— Stated problem —
Carry none of the pictures over; set down the material below exactly.

— Begin Exercise materials —

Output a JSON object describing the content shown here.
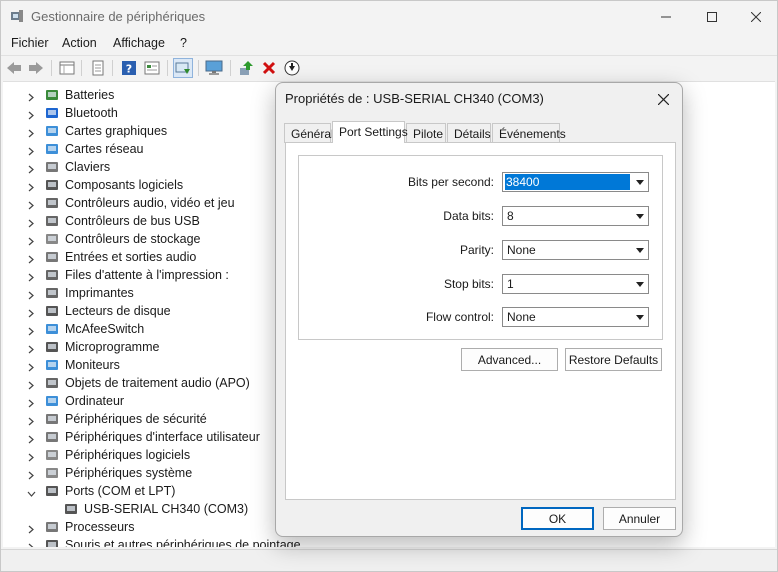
{
  "window": {
    "title": "Gestionnaire de périphériques"
  },
  "menu": [
    "Fichier",
    "Action",
    "Affichage",
    "?"
  ],
  "tree": {
    "items": [
      "Batteries",
      "Bluetooth",
      "Cartes graphiques",
      "Cartes réseau",
      "Claviers",
      "Composants logiciels",
      "Contrôleurs audio, vidéo et jeu",
      "Contrôleurs de bus USB",
      "Contrôleurs de stockage",
      "Entrées et sorties audio",
      "Files d'attente à l'impression :",
      "Imprimantes",
      "Lecteurs de disque",
      "McAfeeSwitch",
      "Microprogramme",
      "Moniteurs",
      "Objets de traitement audio (APO)",
      "Ordinateur",
      "Périphériques de sécurité",
      "Périphériques d'interface utilisateur",
      "Périphériques logiciels",
      "Périphériques système",
      "Ports (COM et LPT)"
    ],
    "expanded_child": "USB-SERIAL CH340 (COM3)",
    "after_items": [
      "Processeurs",
      "Souris et autres périphériques de pointage"
    ]
  },
  "dialog": {
    "title": "Propriétés de : USB-SERIAL CH340 (COM3)",
    "tabs": [
      "Général",
      "Port Settings",
      "Pilote",
      "Détails",
      "Événements"
    ],
    "active_tab": "Port Settings",
    "fields": {
      "bits_per_second": {
        "label": "Bits per second:",
        "value": "38400"
      },
      "data_bits": {
        "label": "Data bits:",
        "value": "8"
      },
      "parity": {
        "label": "Parity:",
        "value": "None"
      },
      "stop_bits": {
        "label": "Stop bits:",
        "value": "1"
      },
      "flow_control": {
        "label": "Flow control:",
        "value": "None"
      }
    },
    "advanced_button": "Advanced...",
    "restore_button": "Restore Defaults",
    "ok_button": "OK",
    "cancel_button": "Annuler"
  },
  "colors": {
    "selection": "#0078d7",
    "accent_border": "#0067c0"
  }
}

— End Exercise materials —

— The result —
Output a JSON object describing the content shown here.
{
  "window": {
    "title": "Gestionnaire de périphériques"
  },
  "menu": [
    "Fichier",
    "Action",
    "Affichage",
    "?"
  ],
  "tree": {
    "items": [
      "Batteries",
      "Bluetooth",
      "Cartes graphiques",
      "Cartes réseau",
      "Claviers",
      "Composants logiciels",
      "Contrôleurs audio, vidéo et jeu",
      "Contrôleurs de bus USB",
      "Contrôleurs de stockage",
      "Entrées et sorties audio",
      "Files d'attente à l'impression :",
      "Imprimantes",
      "Lecteurs de disque",
      "McAfeeSwitch",
      "Microprogramme",
      "Moniteurs",
      "Objets de traitement audio (APO)",
      "Ordinateur",
      "Périphériques de sécurité",
      "Périphériques d'interface utilisateur",
      "Périphériques logiciels",
      "Périphériques système",
      "Ports (COM et LPT)"
    ],
    "expanded_child": "USB-SERIAL CH340 (COM3)",
    "after_items": [
      "Processeurs",
      "Souris et autres périphériques de pointage"
    ]
  },
  "dialog": {
    "title": "Propriétés de : USB-SERIAL CH340 (COM3)",
    "tabs": [
      "Général",
      "Port Settings",
      "Pilote",
      "Détails",
      "Événements"
    ],
    "active_tab": "Port Settings",
    "fields": {
      "bits_per_second": {
        "label": "Bits per second:",
        "value": "38400"
      },
      "data_bits": {
        "label": "Data bits:",
        "value": "8"
      },
      "parity": {
        "label": "Parity:",
        "value": "None"
      },
      "stop_bits": {
        "label": "Stop bits:",
        "value": "1"
      },
      "flow_control": {
        "label": "Flow control:",
        "value": "None"
      }
    },
    "advanced_button": "Advanced...",
    "restore_button": "Restore Defaults",
    "ok_button": "OK",
    "cancel_button": "Annuler"
  },
  "colors": {
    "selection": "#0078d7",
    "accent_border": "#0067c0"
  }
}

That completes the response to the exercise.